### Extracted material:
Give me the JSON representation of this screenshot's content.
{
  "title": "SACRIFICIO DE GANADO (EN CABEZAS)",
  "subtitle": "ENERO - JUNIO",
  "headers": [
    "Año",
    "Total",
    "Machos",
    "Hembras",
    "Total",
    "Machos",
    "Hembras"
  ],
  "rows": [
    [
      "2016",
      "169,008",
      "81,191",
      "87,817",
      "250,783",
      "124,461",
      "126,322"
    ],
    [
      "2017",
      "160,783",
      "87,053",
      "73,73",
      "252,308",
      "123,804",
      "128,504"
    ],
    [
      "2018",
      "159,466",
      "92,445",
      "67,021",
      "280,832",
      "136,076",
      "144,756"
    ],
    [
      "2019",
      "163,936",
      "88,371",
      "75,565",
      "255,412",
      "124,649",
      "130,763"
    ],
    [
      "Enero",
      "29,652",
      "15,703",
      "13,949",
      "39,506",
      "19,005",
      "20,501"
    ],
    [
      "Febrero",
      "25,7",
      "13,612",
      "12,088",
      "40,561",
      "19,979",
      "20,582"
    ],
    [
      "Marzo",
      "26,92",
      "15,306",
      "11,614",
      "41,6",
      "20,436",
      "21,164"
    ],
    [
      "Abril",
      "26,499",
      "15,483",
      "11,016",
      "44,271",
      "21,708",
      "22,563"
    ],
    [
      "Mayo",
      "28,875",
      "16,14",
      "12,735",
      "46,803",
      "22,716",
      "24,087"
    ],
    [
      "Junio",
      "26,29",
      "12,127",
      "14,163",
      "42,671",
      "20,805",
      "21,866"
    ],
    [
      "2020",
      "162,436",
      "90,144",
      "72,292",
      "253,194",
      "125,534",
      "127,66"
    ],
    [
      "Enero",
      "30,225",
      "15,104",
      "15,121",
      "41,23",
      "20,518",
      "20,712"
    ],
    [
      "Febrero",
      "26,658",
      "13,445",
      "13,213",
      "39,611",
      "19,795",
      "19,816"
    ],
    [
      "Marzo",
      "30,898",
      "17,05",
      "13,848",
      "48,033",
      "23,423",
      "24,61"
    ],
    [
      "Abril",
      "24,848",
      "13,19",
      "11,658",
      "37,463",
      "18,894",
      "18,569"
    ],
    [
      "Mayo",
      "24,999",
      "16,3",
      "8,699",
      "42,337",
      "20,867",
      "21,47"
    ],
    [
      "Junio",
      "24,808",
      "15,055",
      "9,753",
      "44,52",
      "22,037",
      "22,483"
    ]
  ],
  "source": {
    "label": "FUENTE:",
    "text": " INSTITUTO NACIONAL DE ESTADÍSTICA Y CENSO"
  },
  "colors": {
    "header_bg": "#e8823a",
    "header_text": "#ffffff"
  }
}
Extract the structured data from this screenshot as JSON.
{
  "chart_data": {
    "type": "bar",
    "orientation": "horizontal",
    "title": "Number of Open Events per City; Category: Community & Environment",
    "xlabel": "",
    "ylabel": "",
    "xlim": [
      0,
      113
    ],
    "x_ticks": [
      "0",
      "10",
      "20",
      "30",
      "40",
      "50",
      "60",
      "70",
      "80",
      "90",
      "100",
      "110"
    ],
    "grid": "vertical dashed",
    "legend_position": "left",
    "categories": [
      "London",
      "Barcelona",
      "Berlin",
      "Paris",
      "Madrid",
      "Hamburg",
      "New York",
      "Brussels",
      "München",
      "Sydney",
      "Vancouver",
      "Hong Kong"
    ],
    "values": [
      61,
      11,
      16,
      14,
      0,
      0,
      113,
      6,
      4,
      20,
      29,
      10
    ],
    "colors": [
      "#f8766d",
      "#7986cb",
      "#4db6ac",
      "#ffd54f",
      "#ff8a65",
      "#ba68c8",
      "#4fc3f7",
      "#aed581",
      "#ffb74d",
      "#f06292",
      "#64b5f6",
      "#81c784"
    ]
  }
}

### What to produce:
Quote exactly what appears from the line containing "Extract the structured" through the final line of the listing above, including both of those lines.

### The answer:
Extract the structured data from this screenshot as JSON.
{
  "chart_data": {
    "type": "bar",
    "orientation": "horizontal",
    "title": "Number of Open Events per City; Category: Community & Environment",
    "xlabel": "",
    "ylabel": "",
    "xlim": [
      0,
      113
    ],
    "x_ticks": [
      "0",
      "10",
      "20",
      "30",
      "40",
      "50",
      "60",
      "70",
      "80",
      "90",
      "100",
      "110"
    ],
    "grid": "vertical dashed",
    "legend_position": "left",
    "categories": [
      "London",
      "Barcelona",
      "Berlin",
      "Paris",
      "Madrid",
      "Hamburg",
      "New York",
      "Brussels",
      "München",
      "Sydney",
      "Vancouver",
      "Hong Kong"
    ],
    "values": [
      61,
      11,
      16,
      14,
      0,
      0,
      113,
      6,
      4,
      20,
      29,
      10
    ],
    "colors": [
      "#f8766d",
      "#7986cb",
      "#4db6ac",
      "#ffd54f",
      "#ff8a65",
      "#ba68c8",
      "#4fc3f7",
      "#aed581",
      "#ffb74d",
      "#f06292",
      "#64b5f6",
      "#81c784"
    ]
  }
}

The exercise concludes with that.